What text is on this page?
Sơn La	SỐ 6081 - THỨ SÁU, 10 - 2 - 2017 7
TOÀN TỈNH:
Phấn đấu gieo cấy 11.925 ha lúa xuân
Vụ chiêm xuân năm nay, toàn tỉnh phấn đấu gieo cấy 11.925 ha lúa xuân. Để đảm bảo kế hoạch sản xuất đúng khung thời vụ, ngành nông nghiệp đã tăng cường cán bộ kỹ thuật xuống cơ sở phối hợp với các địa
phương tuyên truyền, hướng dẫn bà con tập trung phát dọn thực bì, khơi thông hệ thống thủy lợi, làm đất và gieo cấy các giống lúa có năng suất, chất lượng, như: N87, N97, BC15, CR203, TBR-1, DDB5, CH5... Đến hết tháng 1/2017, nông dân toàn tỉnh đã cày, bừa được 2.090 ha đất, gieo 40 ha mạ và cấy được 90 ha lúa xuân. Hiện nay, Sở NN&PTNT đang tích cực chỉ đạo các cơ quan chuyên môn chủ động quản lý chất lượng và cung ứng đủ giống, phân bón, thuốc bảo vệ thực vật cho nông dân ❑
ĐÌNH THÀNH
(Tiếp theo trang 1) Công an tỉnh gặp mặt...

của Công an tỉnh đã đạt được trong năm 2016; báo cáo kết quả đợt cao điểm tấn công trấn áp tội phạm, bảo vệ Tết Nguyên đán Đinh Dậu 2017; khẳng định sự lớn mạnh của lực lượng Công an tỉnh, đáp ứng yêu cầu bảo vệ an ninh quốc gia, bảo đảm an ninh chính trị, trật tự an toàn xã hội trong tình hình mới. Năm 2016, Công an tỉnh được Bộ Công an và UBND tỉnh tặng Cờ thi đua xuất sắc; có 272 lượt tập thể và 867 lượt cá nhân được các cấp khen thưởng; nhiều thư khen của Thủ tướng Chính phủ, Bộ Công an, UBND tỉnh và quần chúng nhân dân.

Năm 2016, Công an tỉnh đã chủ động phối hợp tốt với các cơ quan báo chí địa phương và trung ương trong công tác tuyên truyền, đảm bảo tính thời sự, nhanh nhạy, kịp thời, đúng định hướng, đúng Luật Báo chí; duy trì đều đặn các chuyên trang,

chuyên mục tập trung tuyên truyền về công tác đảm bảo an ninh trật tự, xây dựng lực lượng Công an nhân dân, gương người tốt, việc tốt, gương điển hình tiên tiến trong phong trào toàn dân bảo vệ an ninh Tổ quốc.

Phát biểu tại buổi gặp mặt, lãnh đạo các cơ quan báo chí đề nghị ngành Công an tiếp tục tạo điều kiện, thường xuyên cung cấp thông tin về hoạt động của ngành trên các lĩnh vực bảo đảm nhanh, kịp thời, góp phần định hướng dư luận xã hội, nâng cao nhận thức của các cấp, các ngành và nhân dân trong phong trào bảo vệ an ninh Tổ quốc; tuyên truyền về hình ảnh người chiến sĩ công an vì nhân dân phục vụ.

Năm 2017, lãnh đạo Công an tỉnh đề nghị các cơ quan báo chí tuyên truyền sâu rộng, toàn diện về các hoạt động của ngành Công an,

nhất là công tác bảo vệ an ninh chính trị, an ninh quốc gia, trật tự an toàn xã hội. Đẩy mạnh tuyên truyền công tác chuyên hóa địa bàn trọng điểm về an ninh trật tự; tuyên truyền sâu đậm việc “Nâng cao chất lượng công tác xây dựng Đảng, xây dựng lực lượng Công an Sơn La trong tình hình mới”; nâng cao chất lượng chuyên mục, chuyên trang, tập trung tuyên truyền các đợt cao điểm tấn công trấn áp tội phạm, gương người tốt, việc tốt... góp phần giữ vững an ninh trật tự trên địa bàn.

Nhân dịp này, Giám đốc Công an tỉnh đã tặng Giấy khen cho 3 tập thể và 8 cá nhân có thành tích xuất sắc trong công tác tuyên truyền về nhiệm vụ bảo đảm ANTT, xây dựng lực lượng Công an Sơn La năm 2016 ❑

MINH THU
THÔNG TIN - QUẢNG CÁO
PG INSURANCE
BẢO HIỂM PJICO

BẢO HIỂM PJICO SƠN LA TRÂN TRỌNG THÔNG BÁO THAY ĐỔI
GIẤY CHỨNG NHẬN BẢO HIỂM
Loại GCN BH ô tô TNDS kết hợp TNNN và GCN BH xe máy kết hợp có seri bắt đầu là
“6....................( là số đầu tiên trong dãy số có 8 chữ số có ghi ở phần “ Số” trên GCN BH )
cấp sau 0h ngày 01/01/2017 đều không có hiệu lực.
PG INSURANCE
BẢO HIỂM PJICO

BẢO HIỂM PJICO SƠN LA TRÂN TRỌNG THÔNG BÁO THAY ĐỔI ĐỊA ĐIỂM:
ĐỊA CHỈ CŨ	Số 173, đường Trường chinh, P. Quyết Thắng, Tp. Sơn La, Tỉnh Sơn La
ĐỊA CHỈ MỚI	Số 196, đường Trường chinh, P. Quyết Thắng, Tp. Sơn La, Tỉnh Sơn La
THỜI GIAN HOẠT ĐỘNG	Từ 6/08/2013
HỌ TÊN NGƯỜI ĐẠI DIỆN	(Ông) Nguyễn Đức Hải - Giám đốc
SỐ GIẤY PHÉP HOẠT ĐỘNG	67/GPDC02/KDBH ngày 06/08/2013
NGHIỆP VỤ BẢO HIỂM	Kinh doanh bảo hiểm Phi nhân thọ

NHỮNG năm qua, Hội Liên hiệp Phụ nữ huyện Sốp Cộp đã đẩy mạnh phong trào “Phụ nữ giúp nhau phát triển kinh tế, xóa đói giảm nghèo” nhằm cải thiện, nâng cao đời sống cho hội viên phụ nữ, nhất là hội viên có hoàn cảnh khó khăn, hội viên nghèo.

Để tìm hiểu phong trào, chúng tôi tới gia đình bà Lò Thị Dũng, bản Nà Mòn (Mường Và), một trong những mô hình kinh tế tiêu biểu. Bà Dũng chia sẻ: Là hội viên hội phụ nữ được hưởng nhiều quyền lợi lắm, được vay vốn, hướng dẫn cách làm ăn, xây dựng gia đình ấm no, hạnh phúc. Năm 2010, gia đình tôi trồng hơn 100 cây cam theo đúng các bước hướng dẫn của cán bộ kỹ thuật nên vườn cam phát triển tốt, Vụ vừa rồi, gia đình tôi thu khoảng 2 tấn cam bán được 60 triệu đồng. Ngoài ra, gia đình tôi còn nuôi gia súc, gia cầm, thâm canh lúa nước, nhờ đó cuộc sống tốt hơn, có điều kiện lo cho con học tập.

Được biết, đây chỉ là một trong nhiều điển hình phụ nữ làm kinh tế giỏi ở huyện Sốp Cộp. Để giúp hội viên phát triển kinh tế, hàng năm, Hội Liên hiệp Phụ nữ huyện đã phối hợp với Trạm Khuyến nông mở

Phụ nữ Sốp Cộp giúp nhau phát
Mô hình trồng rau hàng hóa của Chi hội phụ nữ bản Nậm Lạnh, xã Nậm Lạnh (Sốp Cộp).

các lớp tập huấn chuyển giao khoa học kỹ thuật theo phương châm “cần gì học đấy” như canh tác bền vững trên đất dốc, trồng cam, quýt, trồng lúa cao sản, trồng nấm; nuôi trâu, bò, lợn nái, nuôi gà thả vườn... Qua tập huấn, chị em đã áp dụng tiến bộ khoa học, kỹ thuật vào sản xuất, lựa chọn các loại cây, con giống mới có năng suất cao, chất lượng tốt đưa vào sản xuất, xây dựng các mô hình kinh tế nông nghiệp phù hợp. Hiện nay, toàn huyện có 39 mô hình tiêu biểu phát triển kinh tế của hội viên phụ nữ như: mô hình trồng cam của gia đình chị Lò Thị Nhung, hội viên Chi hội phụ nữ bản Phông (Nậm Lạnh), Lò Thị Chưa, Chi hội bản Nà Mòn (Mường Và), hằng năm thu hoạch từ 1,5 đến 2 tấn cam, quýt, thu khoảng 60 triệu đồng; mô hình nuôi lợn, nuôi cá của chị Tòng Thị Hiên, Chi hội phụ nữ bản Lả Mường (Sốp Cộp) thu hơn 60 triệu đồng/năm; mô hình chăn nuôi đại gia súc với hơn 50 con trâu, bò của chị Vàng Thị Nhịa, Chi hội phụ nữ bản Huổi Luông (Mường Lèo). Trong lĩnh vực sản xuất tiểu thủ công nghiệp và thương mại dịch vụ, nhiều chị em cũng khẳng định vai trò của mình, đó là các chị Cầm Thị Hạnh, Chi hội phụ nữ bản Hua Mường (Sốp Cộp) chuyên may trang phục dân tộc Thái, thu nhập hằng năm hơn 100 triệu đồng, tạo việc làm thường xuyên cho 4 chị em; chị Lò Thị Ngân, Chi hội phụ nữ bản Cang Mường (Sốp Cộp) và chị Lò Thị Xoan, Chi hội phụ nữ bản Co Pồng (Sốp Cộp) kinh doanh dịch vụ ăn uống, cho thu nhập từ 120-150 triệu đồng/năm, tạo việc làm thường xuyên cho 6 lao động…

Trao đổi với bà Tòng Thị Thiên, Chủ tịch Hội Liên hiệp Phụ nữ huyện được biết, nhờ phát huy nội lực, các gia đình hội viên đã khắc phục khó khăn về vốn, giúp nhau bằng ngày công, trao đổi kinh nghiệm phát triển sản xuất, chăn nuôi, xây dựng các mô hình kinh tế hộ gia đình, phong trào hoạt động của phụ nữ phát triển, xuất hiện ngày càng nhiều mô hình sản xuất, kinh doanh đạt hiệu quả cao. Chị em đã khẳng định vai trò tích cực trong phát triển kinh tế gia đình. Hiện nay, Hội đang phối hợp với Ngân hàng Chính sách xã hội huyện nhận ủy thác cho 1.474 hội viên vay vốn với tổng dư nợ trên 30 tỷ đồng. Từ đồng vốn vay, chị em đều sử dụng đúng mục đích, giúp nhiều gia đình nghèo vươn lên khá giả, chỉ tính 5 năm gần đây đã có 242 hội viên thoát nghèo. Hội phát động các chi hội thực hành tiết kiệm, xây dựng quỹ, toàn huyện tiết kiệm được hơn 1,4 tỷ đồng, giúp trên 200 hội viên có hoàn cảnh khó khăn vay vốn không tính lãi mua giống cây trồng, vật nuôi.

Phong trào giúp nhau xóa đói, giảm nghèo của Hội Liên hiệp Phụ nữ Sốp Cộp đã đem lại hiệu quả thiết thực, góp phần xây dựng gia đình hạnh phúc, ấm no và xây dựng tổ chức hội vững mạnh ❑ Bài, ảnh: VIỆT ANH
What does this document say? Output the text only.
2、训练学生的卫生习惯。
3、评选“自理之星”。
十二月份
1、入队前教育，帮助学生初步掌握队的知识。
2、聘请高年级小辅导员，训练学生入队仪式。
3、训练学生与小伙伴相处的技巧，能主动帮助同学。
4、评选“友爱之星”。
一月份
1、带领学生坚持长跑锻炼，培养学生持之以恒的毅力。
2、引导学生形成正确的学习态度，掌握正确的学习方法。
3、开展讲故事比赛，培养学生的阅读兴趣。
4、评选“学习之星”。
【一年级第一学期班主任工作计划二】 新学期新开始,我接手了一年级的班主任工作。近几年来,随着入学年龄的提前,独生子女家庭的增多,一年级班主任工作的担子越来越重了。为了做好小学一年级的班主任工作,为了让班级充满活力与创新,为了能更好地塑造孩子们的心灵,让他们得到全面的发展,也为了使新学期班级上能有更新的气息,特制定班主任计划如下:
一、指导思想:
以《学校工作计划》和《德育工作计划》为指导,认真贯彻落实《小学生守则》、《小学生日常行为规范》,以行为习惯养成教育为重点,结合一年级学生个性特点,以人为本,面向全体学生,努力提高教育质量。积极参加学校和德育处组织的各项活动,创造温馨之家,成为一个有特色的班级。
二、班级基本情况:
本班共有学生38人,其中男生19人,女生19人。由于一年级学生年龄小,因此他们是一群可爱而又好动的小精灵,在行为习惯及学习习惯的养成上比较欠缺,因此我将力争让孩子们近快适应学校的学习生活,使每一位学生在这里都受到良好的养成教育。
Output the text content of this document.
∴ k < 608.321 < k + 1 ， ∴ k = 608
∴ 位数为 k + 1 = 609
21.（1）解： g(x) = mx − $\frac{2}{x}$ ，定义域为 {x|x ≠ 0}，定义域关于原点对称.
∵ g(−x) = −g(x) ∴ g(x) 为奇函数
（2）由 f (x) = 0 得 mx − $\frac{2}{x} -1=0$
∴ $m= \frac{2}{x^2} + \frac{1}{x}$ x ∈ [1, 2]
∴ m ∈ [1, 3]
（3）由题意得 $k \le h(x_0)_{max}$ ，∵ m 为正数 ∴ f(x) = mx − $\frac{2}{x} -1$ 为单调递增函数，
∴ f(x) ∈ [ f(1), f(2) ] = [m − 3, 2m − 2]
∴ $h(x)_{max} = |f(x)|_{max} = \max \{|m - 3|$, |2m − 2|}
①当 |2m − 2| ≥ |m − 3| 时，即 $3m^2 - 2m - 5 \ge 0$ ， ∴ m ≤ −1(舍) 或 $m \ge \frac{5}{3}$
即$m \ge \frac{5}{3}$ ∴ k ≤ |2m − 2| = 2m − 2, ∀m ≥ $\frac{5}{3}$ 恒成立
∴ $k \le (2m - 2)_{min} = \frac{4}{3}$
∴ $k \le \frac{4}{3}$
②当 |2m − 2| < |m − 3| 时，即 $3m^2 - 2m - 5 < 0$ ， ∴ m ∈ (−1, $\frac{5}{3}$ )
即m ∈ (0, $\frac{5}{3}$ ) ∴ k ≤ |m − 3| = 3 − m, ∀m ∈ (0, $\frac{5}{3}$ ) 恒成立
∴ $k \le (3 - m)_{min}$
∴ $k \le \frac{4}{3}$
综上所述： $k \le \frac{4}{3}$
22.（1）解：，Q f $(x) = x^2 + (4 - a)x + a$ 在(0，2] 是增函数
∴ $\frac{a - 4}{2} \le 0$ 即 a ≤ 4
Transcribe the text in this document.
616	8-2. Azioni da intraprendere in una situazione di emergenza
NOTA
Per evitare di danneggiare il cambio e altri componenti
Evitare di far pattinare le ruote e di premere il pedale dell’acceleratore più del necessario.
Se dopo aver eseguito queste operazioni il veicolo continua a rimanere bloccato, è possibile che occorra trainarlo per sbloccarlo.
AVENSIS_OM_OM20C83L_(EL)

TO DO: Collect each line above holding the string "text".

REPLY TO THE TASK:
What text is on this page?
What does this document say? Output the text only.
Output the text content of this document.
Transcribe the text in this document.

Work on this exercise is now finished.